* **EXERCISE REQUIREMENTS**
Take the entries below and print all of them exactly, please.

* **MATERIAL PROVIDED**
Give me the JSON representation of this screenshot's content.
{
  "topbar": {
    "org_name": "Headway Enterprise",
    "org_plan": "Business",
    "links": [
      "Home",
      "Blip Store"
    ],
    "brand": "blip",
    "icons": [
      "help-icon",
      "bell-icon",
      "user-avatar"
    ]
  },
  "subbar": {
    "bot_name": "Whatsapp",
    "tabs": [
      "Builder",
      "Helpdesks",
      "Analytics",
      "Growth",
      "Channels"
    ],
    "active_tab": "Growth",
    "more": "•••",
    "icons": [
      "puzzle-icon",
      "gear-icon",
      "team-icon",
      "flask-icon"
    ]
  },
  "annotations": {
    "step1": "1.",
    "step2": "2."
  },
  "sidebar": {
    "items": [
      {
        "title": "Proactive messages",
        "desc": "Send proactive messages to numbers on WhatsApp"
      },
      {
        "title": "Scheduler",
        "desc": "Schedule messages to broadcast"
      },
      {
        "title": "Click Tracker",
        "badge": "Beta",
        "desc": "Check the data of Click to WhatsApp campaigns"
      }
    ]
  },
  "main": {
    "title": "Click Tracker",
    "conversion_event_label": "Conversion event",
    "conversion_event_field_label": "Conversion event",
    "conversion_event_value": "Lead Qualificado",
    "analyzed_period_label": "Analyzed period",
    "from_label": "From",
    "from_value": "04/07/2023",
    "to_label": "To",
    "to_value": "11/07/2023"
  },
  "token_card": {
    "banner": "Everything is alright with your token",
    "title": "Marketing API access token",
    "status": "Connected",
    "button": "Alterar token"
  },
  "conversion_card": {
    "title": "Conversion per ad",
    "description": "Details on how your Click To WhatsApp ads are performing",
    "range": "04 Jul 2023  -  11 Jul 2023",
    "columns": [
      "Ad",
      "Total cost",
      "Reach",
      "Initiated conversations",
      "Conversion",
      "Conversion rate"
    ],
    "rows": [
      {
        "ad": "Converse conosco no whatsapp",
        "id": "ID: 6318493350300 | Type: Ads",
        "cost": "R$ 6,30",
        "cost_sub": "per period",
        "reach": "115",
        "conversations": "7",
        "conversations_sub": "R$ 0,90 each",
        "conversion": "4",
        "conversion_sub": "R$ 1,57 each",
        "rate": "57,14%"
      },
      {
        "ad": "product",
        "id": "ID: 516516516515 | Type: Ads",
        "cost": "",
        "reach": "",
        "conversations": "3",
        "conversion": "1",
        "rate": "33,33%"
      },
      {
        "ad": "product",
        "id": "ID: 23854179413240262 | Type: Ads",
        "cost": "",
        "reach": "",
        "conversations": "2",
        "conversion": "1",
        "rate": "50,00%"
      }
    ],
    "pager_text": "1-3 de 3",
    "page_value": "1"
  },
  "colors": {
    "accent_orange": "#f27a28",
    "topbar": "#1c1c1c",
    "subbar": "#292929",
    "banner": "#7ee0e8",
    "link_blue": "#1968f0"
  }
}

* **ANSWER TO THIS PROBLEM**
Give me the JSON representation of this screenshot's content.
{
  "topbar": {
    "org_name": "Headway Enterprise",
    "org_plan": "Business",
    "links": [
      "Home",
      "Blip Store"
    ],
    "brand": "blip",
    "icons": [
      "help-icon",
      "bell-icon",
      "user-avatar"
    ]
  },
  "subbar": {
    "bot_name": "Whatsapp",
    "tabs": [
      "Builder",
      "Helpdesks",
      "Analytics",
      "Growth",
      "Channels"
    ],
    "active_tab": "Growth",
    "more": "•••",
    "icons": [
      "puzzle-icon",
      "gear-icon",
      "team-icon",
      "flask-icon"
    ]
  },
  "annotations": {
    "step1": "1.",
    "step2": "2."
  },
  "sidebar": {
    "items": [
      {
        "title": "Proactive messages",
        "desc": "Send proactive messages to numbers on WhatsApp"
      },
      {
        "title": "Scheduler",
        "desc": "Schedule messages to broadcast"
      },
      {
        "title": "Click Tracker",
        "badge": "Beta",
        "desc": "Check the data of Click to WhatsApp campaigns"
      }
    ]
  },
  "main": {
    "title": "Click Tracker",
    "conversion_event_label": "Conversion event",
    "conversion_event_field_label": "Conversion event",
    "conversion_event_value": "Lead Qualificado",
    "analyzed_period_label": "Analyzed period",
    "from_label": "From",
    "from_value": "04/07/2023",
    "to_label": "To",
    "to_value": "11/07/2023"
  },
  "token_card": {
    "banner": "Everything is alright with your token",
    "title": "Marketing API access token",
    "status": "Connected",
    "button": "Alterar token"
  },
  "conversion_card": {
    "title": "Conversion per ad",
    "description": "Details on how your Click To WhatsApp ads are performing",
    "range": "04 Jul 2023  -  11 Jul 2023",
    "columns": [
      "Ad",
      "Total cost",
      "Reach",
      "Initiated conversations",
      "Conversion",
      "Conversion rate"
    ],
    "rows": [
      {
        "ad": "Converse conosco no whatsapp",
        "id": "ID: 6318493350300 | Type: Ads",
        "cost": "R$ 6,30",
        "cost_sub": "per period",
        "reach": "115",
        "conversations": "7",
        "conversations_sub": "R$ 0,90 each",
        "conversion": "4",
        "conversion_sub": "R$ 1,57 each",
        "rate": "57,14%"
      },
      {
        "ad": "product",
        "id": "ID: 516516516515 | Type: Ads",
        "cost": "",
        "reach": "",
        "conversations": "3",
        "conversion": "1",
        "rate": "33,33%"
      },
      {
        "ad": "product",
        "id": "ID: 23854179413240262 | Type: Ads",
        "cost": "",
        "reach": "",
        "conversations": "2",
        "conversion": "1",
        "rate": "50,00%"
      }
    ],
    "pager_text": "1-3 de 3",
    "page_value": "1"
  },
  "colors": {
    "accent_orange": "#f27a28",
    "topbar": "#1c1c1c",
    "subbar": "#292929",
    "banner": "#7ee0e8",
    "link_blue": "#1968f0"
  }
}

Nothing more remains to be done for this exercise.